Short task >>
Every line with the word "subtitle" in it should be extracted from the data that follows.

Provided data >>
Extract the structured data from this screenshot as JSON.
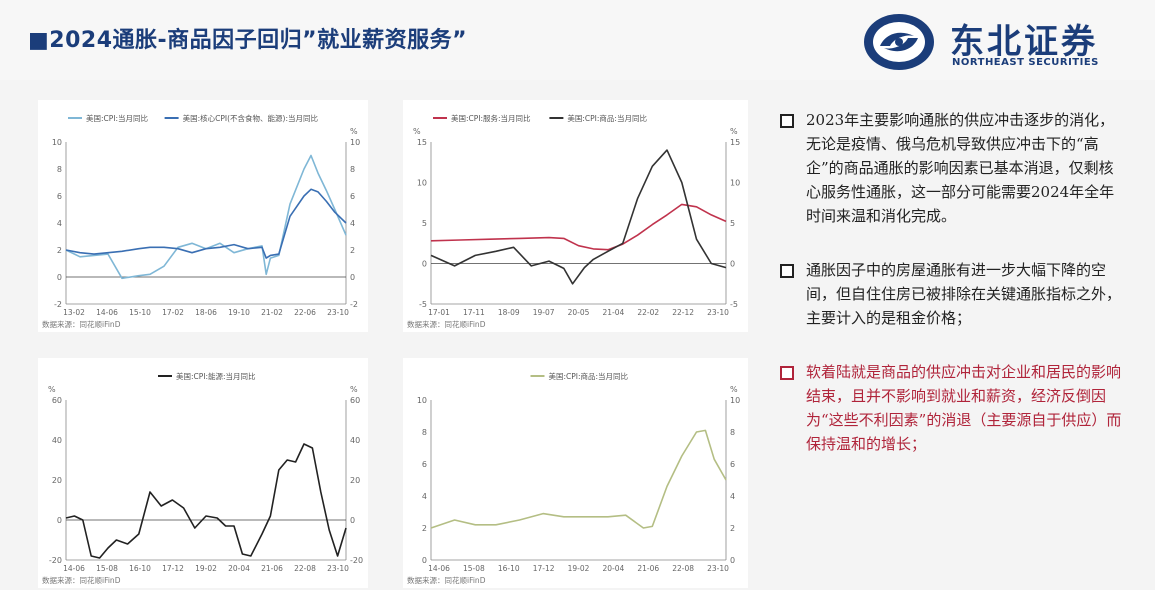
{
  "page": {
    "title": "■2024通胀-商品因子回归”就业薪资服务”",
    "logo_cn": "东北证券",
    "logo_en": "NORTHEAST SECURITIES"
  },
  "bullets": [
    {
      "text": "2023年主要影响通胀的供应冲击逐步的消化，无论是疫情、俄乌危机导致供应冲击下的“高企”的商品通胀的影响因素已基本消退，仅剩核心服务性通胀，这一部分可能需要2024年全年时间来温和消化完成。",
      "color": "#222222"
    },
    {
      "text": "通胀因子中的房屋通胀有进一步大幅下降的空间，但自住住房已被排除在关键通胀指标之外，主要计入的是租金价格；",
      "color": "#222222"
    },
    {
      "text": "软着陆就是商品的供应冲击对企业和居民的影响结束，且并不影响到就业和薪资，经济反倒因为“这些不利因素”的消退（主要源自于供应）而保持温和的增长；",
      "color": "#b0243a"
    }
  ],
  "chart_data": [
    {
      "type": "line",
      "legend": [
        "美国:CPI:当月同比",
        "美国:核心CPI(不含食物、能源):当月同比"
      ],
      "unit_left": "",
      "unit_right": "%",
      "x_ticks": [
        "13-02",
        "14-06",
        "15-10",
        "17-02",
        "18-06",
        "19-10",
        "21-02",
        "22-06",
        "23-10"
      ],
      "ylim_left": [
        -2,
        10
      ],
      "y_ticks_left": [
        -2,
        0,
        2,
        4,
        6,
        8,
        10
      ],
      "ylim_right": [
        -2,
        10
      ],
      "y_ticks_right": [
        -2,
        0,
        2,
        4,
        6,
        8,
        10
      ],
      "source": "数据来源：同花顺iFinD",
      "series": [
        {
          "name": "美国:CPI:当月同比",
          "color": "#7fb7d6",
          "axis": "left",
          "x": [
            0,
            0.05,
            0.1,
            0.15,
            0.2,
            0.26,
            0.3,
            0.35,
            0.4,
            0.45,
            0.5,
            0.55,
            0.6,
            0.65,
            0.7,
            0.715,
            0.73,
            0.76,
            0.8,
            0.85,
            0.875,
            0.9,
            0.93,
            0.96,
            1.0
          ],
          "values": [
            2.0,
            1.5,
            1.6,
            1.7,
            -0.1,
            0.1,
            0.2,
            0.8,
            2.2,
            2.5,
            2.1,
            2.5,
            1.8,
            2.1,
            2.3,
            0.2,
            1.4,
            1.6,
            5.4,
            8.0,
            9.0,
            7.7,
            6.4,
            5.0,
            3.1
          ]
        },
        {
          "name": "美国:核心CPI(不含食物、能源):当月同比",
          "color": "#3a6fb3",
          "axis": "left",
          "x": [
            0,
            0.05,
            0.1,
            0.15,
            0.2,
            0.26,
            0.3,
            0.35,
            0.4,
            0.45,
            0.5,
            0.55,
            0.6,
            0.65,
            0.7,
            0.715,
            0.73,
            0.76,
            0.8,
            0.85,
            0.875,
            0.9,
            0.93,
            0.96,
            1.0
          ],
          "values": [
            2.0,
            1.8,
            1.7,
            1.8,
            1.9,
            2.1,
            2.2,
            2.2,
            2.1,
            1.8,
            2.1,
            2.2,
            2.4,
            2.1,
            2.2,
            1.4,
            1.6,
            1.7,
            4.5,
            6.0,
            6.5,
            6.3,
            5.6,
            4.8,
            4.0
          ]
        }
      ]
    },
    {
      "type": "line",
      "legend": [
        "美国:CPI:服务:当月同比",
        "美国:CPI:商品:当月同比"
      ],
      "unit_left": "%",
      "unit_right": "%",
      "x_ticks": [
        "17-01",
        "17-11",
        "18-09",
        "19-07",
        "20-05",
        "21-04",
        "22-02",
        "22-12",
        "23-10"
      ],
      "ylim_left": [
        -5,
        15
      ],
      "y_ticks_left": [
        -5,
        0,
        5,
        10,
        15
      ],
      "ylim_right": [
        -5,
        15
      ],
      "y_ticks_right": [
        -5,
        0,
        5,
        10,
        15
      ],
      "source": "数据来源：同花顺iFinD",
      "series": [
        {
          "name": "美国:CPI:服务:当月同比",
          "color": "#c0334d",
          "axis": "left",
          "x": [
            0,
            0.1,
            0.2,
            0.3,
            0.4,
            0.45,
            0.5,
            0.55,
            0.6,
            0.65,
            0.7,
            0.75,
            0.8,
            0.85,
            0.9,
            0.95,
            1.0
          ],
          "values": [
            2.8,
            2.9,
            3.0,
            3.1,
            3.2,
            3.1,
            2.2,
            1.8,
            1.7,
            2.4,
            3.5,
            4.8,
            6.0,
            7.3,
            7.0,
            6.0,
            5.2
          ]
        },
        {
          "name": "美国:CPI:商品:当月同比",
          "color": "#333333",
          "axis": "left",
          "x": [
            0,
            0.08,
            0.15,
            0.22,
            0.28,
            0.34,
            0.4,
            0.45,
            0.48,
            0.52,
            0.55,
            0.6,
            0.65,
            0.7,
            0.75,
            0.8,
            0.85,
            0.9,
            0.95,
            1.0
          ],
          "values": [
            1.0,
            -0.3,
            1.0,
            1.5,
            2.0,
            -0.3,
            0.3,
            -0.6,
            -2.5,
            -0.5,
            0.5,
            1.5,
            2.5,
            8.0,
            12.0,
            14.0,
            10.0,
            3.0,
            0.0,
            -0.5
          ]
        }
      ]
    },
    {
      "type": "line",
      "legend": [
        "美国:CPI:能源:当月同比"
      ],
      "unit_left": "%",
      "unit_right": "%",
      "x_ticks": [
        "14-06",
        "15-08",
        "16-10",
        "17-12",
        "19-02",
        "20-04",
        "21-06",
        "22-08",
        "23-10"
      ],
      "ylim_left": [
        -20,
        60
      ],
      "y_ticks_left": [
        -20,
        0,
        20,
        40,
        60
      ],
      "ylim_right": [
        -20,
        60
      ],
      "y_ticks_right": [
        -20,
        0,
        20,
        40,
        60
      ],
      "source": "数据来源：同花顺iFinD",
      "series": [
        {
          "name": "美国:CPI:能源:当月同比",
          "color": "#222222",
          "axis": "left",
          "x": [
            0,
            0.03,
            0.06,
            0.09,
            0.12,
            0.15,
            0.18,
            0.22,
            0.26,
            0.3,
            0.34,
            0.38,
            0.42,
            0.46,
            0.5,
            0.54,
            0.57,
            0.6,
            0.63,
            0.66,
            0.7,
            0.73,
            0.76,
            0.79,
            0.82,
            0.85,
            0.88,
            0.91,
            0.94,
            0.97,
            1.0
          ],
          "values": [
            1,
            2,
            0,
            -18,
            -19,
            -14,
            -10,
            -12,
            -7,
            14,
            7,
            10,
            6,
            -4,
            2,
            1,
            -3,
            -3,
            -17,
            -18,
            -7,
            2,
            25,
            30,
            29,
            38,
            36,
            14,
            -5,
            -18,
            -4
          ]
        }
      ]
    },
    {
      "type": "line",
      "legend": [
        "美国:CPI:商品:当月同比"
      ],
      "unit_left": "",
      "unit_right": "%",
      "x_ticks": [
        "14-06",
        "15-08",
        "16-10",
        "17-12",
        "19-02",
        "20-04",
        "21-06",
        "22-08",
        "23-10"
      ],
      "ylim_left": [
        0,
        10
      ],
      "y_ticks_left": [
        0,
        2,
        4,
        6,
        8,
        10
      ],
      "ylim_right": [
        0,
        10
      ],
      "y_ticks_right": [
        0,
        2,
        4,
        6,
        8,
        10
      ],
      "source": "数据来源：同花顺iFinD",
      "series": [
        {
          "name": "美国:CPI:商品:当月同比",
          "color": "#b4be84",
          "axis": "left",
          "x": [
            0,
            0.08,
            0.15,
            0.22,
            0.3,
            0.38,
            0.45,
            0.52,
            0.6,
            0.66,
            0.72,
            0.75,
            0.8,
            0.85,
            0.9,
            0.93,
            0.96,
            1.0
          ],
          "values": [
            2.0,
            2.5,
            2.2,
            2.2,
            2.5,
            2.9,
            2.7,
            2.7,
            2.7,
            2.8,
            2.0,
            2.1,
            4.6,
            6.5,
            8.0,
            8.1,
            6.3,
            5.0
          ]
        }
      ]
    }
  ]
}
--
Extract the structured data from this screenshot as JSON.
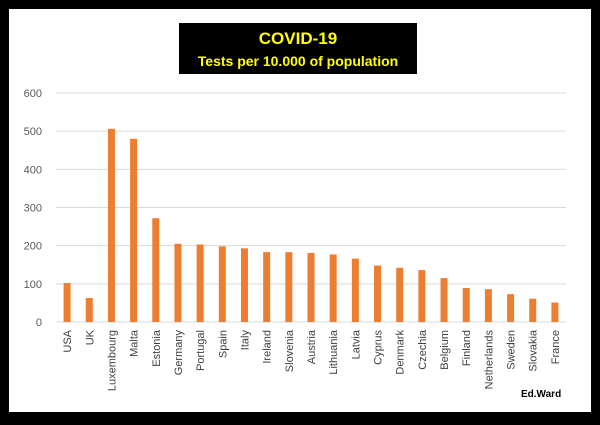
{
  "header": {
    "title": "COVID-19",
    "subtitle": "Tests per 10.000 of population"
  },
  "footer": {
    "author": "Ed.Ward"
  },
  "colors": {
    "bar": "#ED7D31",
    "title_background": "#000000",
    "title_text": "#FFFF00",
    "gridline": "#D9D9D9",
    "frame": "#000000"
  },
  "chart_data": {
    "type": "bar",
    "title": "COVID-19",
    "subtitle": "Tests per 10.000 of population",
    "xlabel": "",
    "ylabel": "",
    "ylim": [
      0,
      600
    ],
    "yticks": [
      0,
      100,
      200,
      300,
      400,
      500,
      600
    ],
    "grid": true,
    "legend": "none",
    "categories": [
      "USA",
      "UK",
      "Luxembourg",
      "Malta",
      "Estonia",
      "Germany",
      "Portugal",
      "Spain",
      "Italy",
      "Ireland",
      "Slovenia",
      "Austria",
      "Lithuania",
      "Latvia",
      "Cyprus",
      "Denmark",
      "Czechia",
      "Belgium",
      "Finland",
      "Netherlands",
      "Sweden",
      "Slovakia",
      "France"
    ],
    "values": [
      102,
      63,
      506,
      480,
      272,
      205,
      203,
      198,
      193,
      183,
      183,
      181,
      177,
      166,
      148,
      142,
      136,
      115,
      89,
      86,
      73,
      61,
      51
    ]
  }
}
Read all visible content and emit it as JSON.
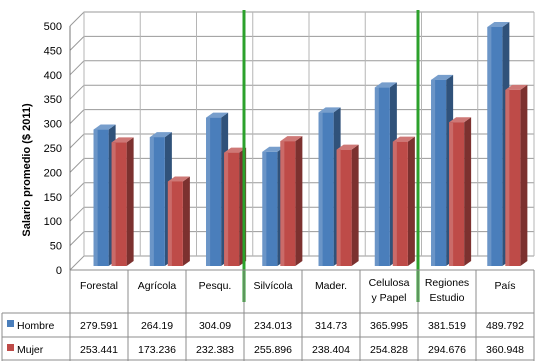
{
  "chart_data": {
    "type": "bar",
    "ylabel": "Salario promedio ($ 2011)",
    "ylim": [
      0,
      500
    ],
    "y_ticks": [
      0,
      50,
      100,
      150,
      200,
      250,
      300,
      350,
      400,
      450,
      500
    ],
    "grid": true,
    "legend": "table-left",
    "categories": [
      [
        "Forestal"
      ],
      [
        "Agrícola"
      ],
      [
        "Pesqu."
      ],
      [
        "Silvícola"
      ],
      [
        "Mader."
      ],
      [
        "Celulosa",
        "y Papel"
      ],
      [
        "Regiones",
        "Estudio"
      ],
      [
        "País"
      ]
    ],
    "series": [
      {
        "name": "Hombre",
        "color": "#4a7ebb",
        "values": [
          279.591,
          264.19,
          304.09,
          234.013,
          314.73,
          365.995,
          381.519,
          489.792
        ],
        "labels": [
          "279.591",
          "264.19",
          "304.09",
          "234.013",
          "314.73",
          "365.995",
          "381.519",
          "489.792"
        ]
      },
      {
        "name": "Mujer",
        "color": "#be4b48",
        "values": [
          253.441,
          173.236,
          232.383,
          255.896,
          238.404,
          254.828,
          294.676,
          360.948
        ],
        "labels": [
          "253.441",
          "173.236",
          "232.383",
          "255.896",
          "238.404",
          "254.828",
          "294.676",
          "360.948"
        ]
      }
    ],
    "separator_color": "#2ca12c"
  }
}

Exercise answer >>
    "subtitle": "Tests per 10.000 of population"
    "subtitle": "Tests per 10.000 of population",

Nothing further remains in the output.